§ WRITTEN EXERCISE
Reproduce the records below in full and exactly, without their images.

Entries with figure data:

===

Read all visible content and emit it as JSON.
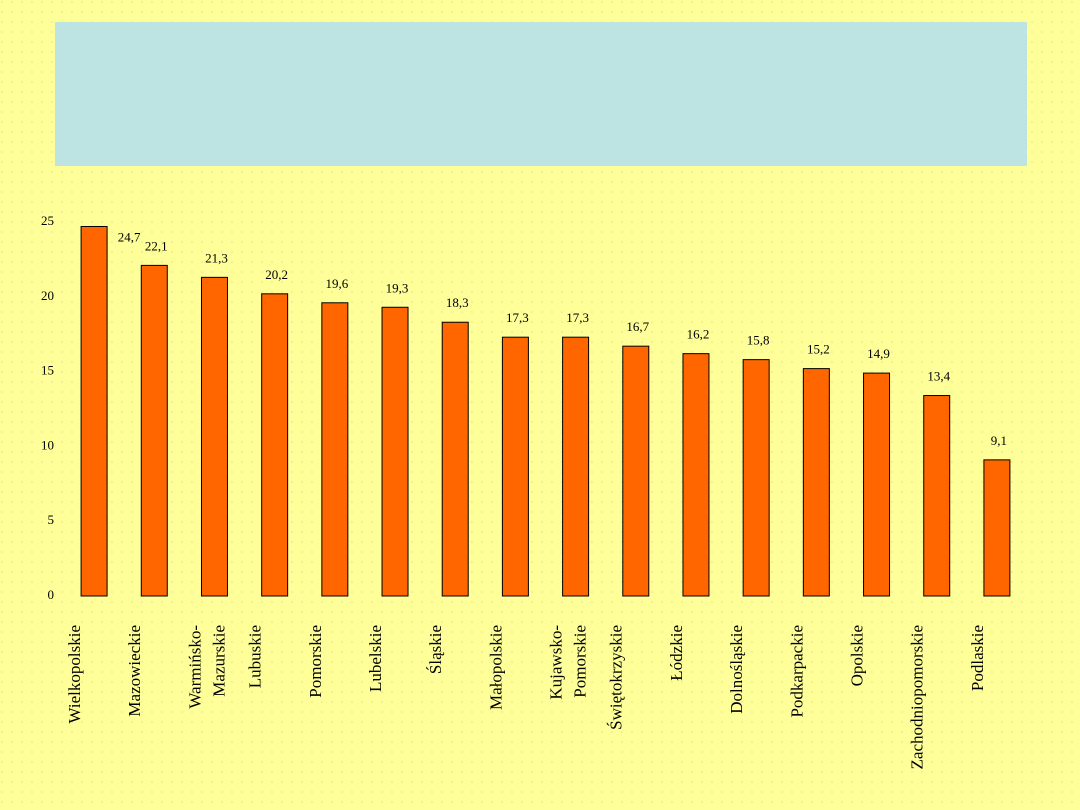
{
  "chart_data": {
    "type": "bar",
    "categories": [
      "Wielkopolskie",
      "Mazowieckie",
      "Warmińsko-Mazurskie",
      "Lubuskie",
      "Pomorskie",
      "Lubelskie",
      "Śląskie",
      "Małopolskie",
      "Kujawsko-Pomorskie",
      "Świętokrzyskie",
      "Łódzkie",
      "Dolnośląskie",
      "Podkarpackie",
      "Opolskie",
      "Zachodniopomorskie",
      "Podlaskie"
    ],
    "values": [
      24.7,
      22.1,
      21.3,
      20.2,
      19.6,
      19.3,
      18.3,
      17.3,
      17.3,
      16.7,
      16.2,
      15.8,
      15.2,
      14.9,
      13.4,
      9.1
    ],
    "value_labels": [
      "24,7",
      "22,1",
      "21,3",
      "20,2",
      "19,6",
      "19,3",
      "18,3",
      "17,3",
      "17,3",
      "16,7",
      "16,2",
      "15,8",
      "15,2",
      "14,9",
      "13,4",
      "9,1"
    ],
    "color": "#ff6600",
    "ylim": [
      0,
      25
    ],
    "yticks": [
      0,
      5,
      10,
      15,
      20,
      25
    ],
    "grid": false
  }
}
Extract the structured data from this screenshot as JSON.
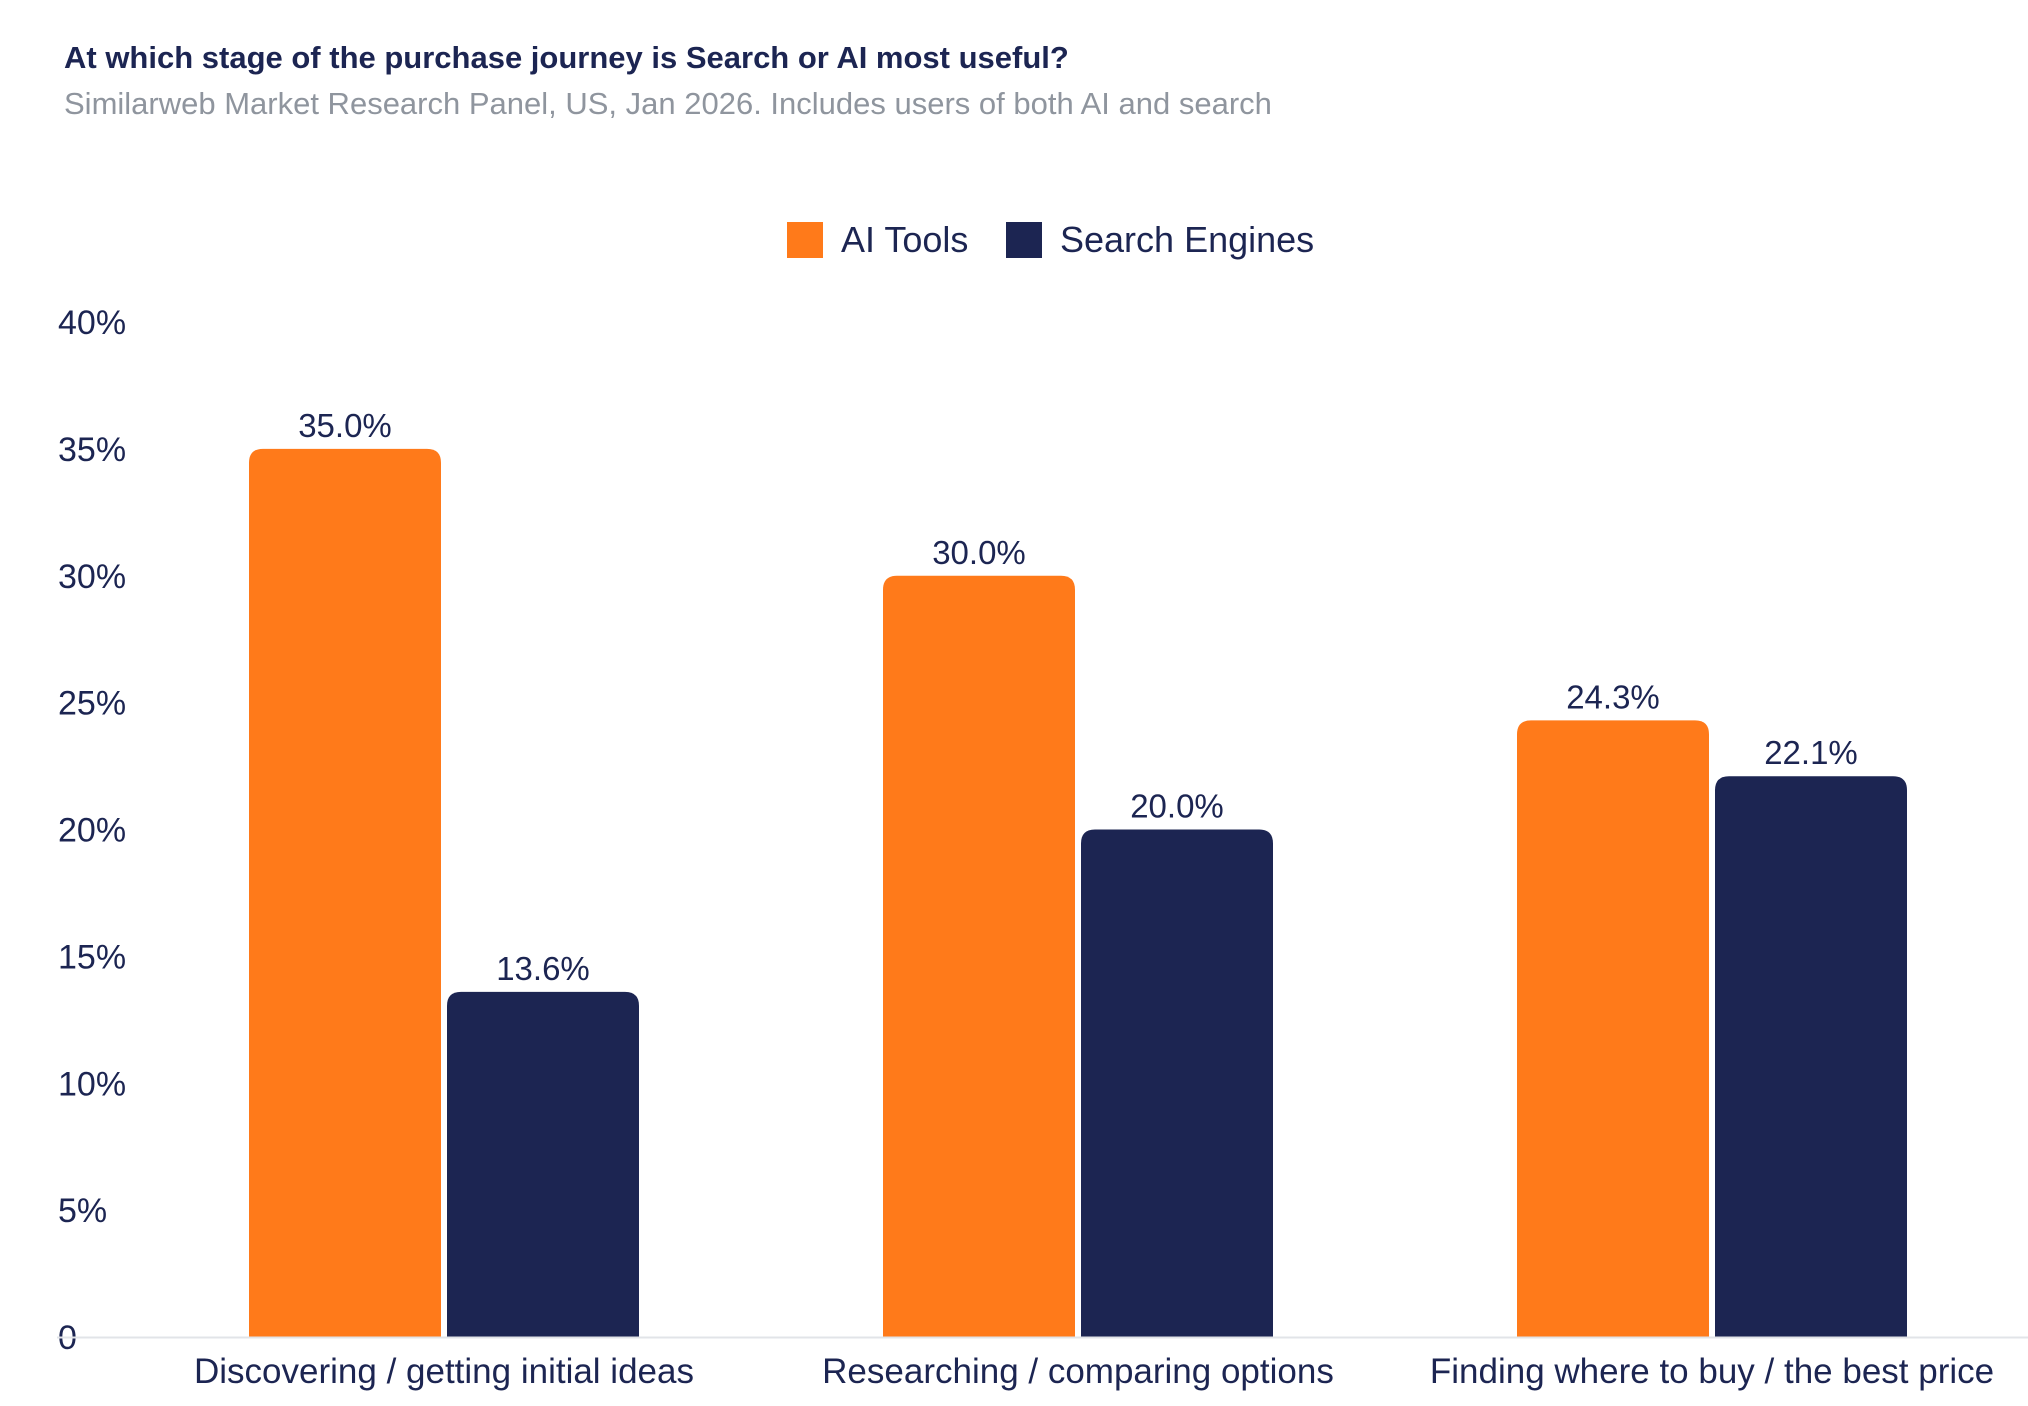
{
  "chart_data": {
    "type": "bar",
    "title": "At which stage of the purchase journey is Search or AI most useful?",
    "subtitle": "Similarweb Market Research Panel, US, Jan 2026. Includes users of both AI and search",
    "categories": [
      "Discovering / getting initial ideas",
      "Researching / comparing options",
      "Finding where to buy / the best price"
    ],
    "series": [
      {
        "name": "AI Tools",
        "color": "#ff7a1a",
        "values": [
          35.0,
          30.0,
          24.3
        ],
        "labels": [
          "35.0%",
          "30.0%",
          "24.3%"
        ]
      },
      {
        "name": "Search Engines",
        "color": "#1c2552",
        "values": [
          13.6,
          20.0,
          22.1
        ],
        "labels": [
          "13.6%",
          "20.0%",
          "22.1%"
        ]
      }
    ],
    "ylim": [
      0,
      40
    ],
    "yticks": [
      0,
      5,
      10,
      15,
      20,
      25,
      30,
      35,
      40
    ],
    "ytick_labels": [
      "0",
      "5%",
      "10%",
      "15%",
      "20%",
      "25%",
      "30%",
      "35%",
      "40%"
    ],
    "xlabel": "",
    "ylabel": "",
    "grid": false,
    "legend_position": "top-center"
  }
}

===

§ SOLUTION FOR THIS TASK
Read all visible content and emit it as JSON.
{
  "chart_data": {
    "type": "bar",
    "categories": [
      "Wielkopolskie",
      "Mazowieckie",
      "Warmińsko-Mazurskie",
      "Lubuskie",
      "Pomorskie",
      "Lubelskie",
      "Śląskie",
      "Małopolskie",
      "Kujawsko-Pomorskie",
      "Świętokrzyskie",
      "Łódzkie",
      "Dolnośląskie",
      "Podkarpackie",
      "Opolskie",
      "Zachodniopomorskie",
      "Podlaskie"
    ],
    "values": [
      24.7,
      22.1,
      21.3,
      20.2,
      19.6,
      19.3,
      18.3,
      17.3,
      17.3,
      16.7,
      16.2,
      15.8,
      15.2,
      14.9,
      13.4,
      9.1
    ],
    "value_labels": [
      "24,7",
      "22,1",
      "21,3",
      "20,2",
      "19,6",
      "19,3",
      "18,3",
      "17,3",
      "17,3",
      "16,7",
      "16,2",
      "15,8",
      "15,2",
      "14,9",
      "13,4",
      "9,1"
    ],
    "color": "#ff6600",
    "ylim": [
      0,
      25
    ],
    "yticks": [
      0,
      5,
      10,
      15,
      20,
      25
    ],
    "grid": false
  }
}
Extract the structured data from this screenshot as JSON.
{
  "chart_data": {
    "type": "bar",
    "title": "At which stage of the purchase journey is Search or AI most useful?",
    "subtitle": "Similarweb Market Research Panel, US, Jan 2026. Includes users of both AI and search",
    "categories": [
      "Discovering / getting initial ideas",
      "Researching / comparing options",
      "Finding where to buy / the best price"
    ],
    "series": [
      {
        "name": "AI Tools",
        "color": "#ff7a1a",
        "values": [
          35.0,
          30.0,
          24.3
        ],
        "labels": [
          "35.0%",
          "30.0%",
          "24.3%"
        ]
      },
      {
        "name": "Search Engines",
        "color": "#1c2552",
        "values": [
          13.6,
          20.0,
          22.1
        ],
        "labels": [
          "13.6%",
          "20.0%",
          "22.1%"
        ]
      }
    ],
    "ylim": [
      0,
      40
    ],
    "yticks": [
      0,
      5,
      10,
      15,
      20,
      25,
      30,
      35,
      40
    ],
    "ytick_labels": [
      "0",
      "5%",
      "10%",
      "15%",
      "20%",
      "25%",
      "30%",
      "35%",
      "40%"
    ],
    "xlabel": "",
    "ylabel": "",
    "grid": false,
    "legend_position": "top-center"
  }
}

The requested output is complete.